» **Task goal**
Write the material out again exactly as it stands.
===== Given data =====
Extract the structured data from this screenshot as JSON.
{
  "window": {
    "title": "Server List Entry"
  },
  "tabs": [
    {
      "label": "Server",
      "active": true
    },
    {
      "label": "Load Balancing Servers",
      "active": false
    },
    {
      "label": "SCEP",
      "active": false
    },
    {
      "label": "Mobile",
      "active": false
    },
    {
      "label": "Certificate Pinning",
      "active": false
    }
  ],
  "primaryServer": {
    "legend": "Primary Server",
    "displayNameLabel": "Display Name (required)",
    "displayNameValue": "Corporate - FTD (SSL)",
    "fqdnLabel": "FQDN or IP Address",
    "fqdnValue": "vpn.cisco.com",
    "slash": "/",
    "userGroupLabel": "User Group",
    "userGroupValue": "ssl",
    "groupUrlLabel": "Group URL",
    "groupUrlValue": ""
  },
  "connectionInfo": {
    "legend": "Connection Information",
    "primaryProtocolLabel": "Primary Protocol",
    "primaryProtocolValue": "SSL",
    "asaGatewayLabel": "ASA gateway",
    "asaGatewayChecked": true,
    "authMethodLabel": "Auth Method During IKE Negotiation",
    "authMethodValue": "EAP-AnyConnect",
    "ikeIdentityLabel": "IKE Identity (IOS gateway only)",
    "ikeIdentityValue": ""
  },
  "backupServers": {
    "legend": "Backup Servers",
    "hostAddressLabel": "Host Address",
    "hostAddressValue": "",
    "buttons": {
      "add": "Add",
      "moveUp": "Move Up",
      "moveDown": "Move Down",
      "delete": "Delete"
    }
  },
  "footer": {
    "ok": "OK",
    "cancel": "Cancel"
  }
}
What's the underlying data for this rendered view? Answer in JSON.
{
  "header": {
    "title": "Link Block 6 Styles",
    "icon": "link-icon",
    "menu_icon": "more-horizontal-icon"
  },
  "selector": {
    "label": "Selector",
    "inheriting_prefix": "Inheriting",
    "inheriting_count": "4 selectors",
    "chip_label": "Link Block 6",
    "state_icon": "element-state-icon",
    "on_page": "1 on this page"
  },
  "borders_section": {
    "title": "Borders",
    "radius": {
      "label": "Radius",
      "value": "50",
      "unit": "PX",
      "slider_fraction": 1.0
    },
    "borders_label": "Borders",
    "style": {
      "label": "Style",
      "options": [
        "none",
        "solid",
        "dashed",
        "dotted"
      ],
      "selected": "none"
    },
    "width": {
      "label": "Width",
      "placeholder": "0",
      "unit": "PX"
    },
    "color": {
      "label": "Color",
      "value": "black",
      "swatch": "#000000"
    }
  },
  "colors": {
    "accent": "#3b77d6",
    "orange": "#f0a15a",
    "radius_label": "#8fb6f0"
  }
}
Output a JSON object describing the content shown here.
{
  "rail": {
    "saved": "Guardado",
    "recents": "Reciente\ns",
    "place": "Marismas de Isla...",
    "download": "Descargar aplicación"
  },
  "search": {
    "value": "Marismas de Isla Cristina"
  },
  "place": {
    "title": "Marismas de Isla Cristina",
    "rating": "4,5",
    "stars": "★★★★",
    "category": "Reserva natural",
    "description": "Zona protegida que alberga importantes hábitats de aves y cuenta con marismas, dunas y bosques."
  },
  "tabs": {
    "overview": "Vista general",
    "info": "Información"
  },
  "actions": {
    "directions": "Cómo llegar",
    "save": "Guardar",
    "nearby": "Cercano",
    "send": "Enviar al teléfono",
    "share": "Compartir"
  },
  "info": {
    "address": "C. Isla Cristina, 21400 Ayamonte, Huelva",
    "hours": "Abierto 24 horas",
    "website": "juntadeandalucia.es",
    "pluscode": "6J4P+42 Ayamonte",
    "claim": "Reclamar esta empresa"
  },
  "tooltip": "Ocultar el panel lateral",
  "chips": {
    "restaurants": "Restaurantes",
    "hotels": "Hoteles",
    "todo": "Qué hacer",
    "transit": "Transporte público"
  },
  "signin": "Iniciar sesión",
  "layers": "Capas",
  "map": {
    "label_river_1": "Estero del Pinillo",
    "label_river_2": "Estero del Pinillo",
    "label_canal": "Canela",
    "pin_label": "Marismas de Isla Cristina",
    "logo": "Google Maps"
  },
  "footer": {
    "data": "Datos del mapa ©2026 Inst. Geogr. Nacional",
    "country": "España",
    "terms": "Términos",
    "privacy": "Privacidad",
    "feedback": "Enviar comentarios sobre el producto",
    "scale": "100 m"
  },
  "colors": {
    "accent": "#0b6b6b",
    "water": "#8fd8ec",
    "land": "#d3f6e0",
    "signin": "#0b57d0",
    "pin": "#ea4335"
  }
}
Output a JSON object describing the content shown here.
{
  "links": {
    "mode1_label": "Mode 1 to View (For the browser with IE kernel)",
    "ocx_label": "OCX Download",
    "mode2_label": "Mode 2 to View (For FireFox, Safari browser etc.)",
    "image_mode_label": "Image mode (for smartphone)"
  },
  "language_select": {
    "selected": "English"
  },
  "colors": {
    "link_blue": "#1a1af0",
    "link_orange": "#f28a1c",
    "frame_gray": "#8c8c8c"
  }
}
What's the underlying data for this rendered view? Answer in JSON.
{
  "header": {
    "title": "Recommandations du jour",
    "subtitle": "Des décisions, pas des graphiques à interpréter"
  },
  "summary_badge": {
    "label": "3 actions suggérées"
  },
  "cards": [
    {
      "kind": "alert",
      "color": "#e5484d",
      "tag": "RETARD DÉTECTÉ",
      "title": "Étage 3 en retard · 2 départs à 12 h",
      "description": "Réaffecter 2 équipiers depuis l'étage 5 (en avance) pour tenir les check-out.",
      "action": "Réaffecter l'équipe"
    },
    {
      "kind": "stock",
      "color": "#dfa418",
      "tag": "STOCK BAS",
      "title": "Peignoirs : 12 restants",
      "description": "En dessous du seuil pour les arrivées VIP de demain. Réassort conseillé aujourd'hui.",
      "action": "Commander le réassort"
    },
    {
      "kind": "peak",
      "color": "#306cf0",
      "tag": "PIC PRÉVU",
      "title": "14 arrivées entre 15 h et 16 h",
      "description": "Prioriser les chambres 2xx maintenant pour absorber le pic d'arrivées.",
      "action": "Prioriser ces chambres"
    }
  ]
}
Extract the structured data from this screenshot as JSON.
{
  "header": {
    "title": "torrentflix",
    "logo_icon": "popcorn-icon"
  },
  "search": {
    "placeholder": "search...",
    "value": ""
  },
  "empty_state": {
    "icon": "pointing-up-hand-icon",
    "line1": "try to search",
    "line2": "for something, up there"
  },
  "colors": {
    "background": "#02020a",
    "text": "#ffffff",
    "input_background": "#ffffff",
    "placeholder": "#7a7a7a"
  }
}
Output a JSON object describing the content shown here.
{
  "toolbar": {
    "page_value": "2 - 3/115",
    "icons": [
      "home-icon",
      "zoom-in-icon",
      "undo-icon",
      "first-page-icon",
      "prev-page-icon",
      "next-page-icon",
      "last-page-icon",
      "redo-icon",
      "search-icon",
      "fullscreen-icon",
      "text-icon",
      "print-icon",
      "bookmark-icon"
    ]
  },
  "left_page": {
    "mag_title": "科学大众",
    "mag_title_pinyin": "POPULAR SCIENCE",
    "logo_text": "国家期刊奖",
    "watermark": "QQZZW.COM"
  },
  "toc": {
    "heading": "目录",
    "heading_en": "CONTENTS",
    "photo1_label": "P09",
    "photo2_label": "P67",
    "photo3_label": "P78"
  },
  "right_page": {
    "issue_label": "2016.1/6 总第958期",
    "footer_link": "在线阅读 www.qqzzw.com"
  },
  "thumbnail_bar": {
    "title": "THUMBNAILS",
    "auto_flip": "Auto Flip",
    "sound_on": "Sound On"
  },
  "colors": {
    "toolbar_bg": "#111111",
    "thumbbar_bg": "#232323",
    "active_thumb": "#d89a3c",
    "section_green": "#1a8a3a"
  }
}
=====
» **Response to the task**
Extract the structured data from this screenshot as JSON.
{
  "window": {
    "title": "Server List Entry"
  },
  "tabs": [
    {
      "label": "Server",
      "active": true
    },
    {
      "label": "Load Balancing Servers",
      "active": false
    },
    {
      "label": "SCEP",
      "active": false
    },
    {
      "label": "Mobile",
      "active": false
    },
    {
      "label": "Certificate Pinning",
      "active": false
    }
  ],
  "primaryServer": {
    "legend": "Primary Server",
    "displayNameLabel": "Display Name (required)",
    "displayNameValue": "Corporate - FTD (SSL)",
    "fqdnLabel": "FQDN or IP Address",
    "fqdnValue": "vpn.cisco.com",
    "slash": "/",
    "userGroupLabel": "User Group",
    "userGroupValue": "ssl",
    "groupUrlLabel": "Group URL",
    "groupUrlValue": ""
  },
  "connectionInfo": {
    "legend": "Connection Information",
    "primaryProtocolLabel": "Primary Protocol",
    "primaryProtocolValue": "SSL",
    "asaGatewayLabel": "ASA gateway",
    "asaGatewayChecked": true,
    "authMethodLabel": "Auth Method During IKE Negotiation",
    "authMethodValue": "EAP-AnyConnect",
    "ikeIdentityLabel": "IKE Identity (IOS gateway only)",
    "ikeIdentityValue": ""
  },
  "backupServers": {
    "legend": "Backup Servers",
    "hostAddressLabel": "Host Address",
    "hostAddressValue": "",
    "buttons": {
      "add": "Add",
      "moveUp": "Move Up",
      "moveDown": "Move Down",
      "delete": "Delete"
    }
  },
  "footer": {
    "ok": "OK",
    "cancel": "Cancel"
  }
}
What's the underlying data for this rendered view? Answer in JSON.
{
  "header": {
    "title": "Link Block 6 Styles",
    "icon": "link-icon",
    "menu_icon": "more-horizontal-icon"
  },
  "selector": {
    "label": "Selector",
    "inheriting_prefix": "Inheriting",
    "inheriting_count": "4 selectors",
    "chip_label": "Link Block 6",
    "state_icon": "element-state-icon",
    "on_page": "1 on this page"
  },
  "borders_section": {
    "title": "Borders",
    "radius": {
      "label": "Radius",
      "value": "50",
      "unit": "PX",
      "slider_fraction": 1.0
    },
    "borders_label": "Borders",
    "style": {
      "label": "Style",
      "options": [
        "none",
        "solid",
        "dashed",
        "dotted"
      ],
      "selected": "none"
    },
    "width": {
      "label": "Width",
      "placeholder": "0",
      "unit": "PX"
    },
    "color": {
      "label": "Color",
      "value": "black",
      "swatch": "#000000"
    }
  },
  "colors": {
    "accent": "#3b77d6",
    "orange": "#f0a15a",
    "radius_label": "#8fb6f0"
  }
}
Output a JSON object describing the content shown here.
{
  "rail": {
    "saved": "Guardado",
    "recents": "Reciente\ns",
    "place": "Marismas de Isla...",
    "download": "Descargar aplicación"
  },
  "search": {
    "value": "Marismas de Isla Cristina"
  },
  "place": {
    "title": "Marismas de Isla Cristina",
    "rating": "4,5",
    "stars": "★★★★",
    "category": "Reserva natural",
    "description": "Zona protegida que alberga importantes hábitats de aves y cuenta con marismas, dunas y bosques."
  },
  "tabs": {
    "overview": "Vista general",
    "info": "Información"
  },
  "actions": {
    "directions": "Cómo llegar",
    "save": "Guardar",
    "nearby": "Cercano",
    "send": "Enviar al teléfono",
    "share": "Compartir"
  },
  "info": {
    "address": "C. Isla Cristina, 21400 Ayamonte, Huelva",
    "hours": "Abierto 24 horas",
    "website": "juntadeandalucia.es",
    "pluscode": "6J4P+42 Ayamonte",
    "claim": "Reclamar esta empresa"
  },
  "tooltip": "Ocultar el panel lateral",
  "chips": {
    "restaurants": "Restaurantes",
    "hotels": "Hoteles",
    "todo": "Qué hacer",
    "transit": "Transporte público"
  },
  "signin": "Iniciar sesión",
  "layers": "Capas",
  "map": {
    "label_river_1": "Estero del Pinillo",
    "label_river_2": "Estero del Pinillo",
    "label_canal": "Canela",
    "pin_label": "Marismas de Isla Cristina",
    "logo": "Google Maps"
  },
  "footer": {
    "data": "Datos del mapa ©2026 Inst. Geogr. Nacional",
    "country": "España",
    "terms": "Términos",
    "privacy": "Privacidad",
    "feedback": "Enviar comentarios sobre el producto",
    "scale": "100 m"
  },
  "colors": {
    "accent": "#0b6b6b",
    "water": "#8fd8ec",
    "land": "#d3f6e0",
    "signin": "#0b57d0",
    "pin": "#ea4335"
  }
}
Output a JSON object describing the content shown here.
{
  "links": {
    "mode1_label": "Mode 1 to View (For the browser with IE kernel)",
    "ocx_label": "OCX Download",
    "mode2_label": "Mode 2 to View (For FireFox, Safari browser etc.)",
    "image_mode_label": "Image mode (for smartphone)"
  },
  "language_select": {
    "selected": "English"
  },
  "colors": {
    "link_blue": "#1a1af0",
    "link_orange": "#f28a1c",
    "frame_gray": "#8c8c8c"
  }
}
What's the underlying data for this rendered view? Answer in JSON.
{
  "header": {
    "title": "Recommandations du jour",
    "subtitle": "Des décisions, pas des graphiques à interpréter"
  },
  "summary_badge": {
    "label": "3 actions suggérées"
  },
  "cards": [
    {
      "kind": "alert",
      "color": "#e5484d",
      "tag": "RETARD DÉTECTÉ",
      "title": "Étage 3 en retard · 2 départs à 12 h",
      "description": "Réaffecter 2 équipiers depuis l'étage 5 (en avance) pour tenir les check-out.",
      "action": "Réaffecter l'équipe"
    },
    {
      "kind": "stock",
      "color": "#dfa418",
      "tag": "STOCK BAS",
      "title": "Peignoirs : 12 restants",
      "description": "En dessous du seuil pour les arrivées VIP de demain. Réassort conseillé aujourd'hui.",
      "action": "Commander le réassort"
    },
    {
      "kind": "peak",
      "color": "#306cf0",
      "tag": "PIC PRÉVU",
      "title": "14 arrivées entre 15 h et 16 h",
      "description": "Prioriser les chambres 2xx maintenant pour absorber le pic d'arrivées.",
      "action": "Prioriser ces chambres"
    }
  ]
}
Extract the structured data from this screenshot as JSON.
{
  "header": {
    "title": "torrentflix",
    "logo_icon": "popcorn-icon"
  },
  "search": {
    "placeholder": "search...",
    "value": ""
  },
  "empty_state": {
    "icon": "pointing-up-hand-icon",
    "line1": "try to search",
    "line2": "for something, up there"
  },
  "colors": {
    "background": "#02020a",
    "text": "#ffffff",
    "input_background": "#ffffff",
    "placeholder": "#7a7a7a"
  }
}
Output a JSON object describing the content shown here.
{
  "toolbar": {
    "page_value": "2 - 3/115",
    "icons": [
      "home-icon",
      "zoom-in-icon",
      "undo-icon",
      "first-page-icon",
      "prev-page-icon",
      "next-page-icon",
      "last-page-icon",
      "redo-icon",
      "search-icon",
      "fullscreen-icon",
      "text-icon",
      "print-icon",
      "bookmark-icon"
    ]
  },
  "left_page": {
    "mag_title": "科学大众",
    "mag_title_pinyin": "POPULAR SCIENCE",
    "logo_text": "国家期刊奖",
    "watermark": "QQZZW.COM"
  },
  "toc": {
    "heading": "目录",
    "heading_en": "CONTENTS",
    "photo1_label": "P09",
    "photo2_label": "P67",
    "photo3_label": "P78"
  },
  "right_page": {
    "issue_label": "2016.1/6 总第958期",
    "footer_link": "在线阅读 www.qqzzw.com"
  },
  "thumbnail_bar": {
    "title": "THUMBNAILS",
    "auto_flip": "Auto Flip",
    "sound_on": "Sound On"
  },
  "colors": {
    "toolbar_bg": "#111111",
    "thumbbar_bg": "#232323",
    "active_thumb": "#d89a3c",
    "section_green": "#1a8a3a"
  }
}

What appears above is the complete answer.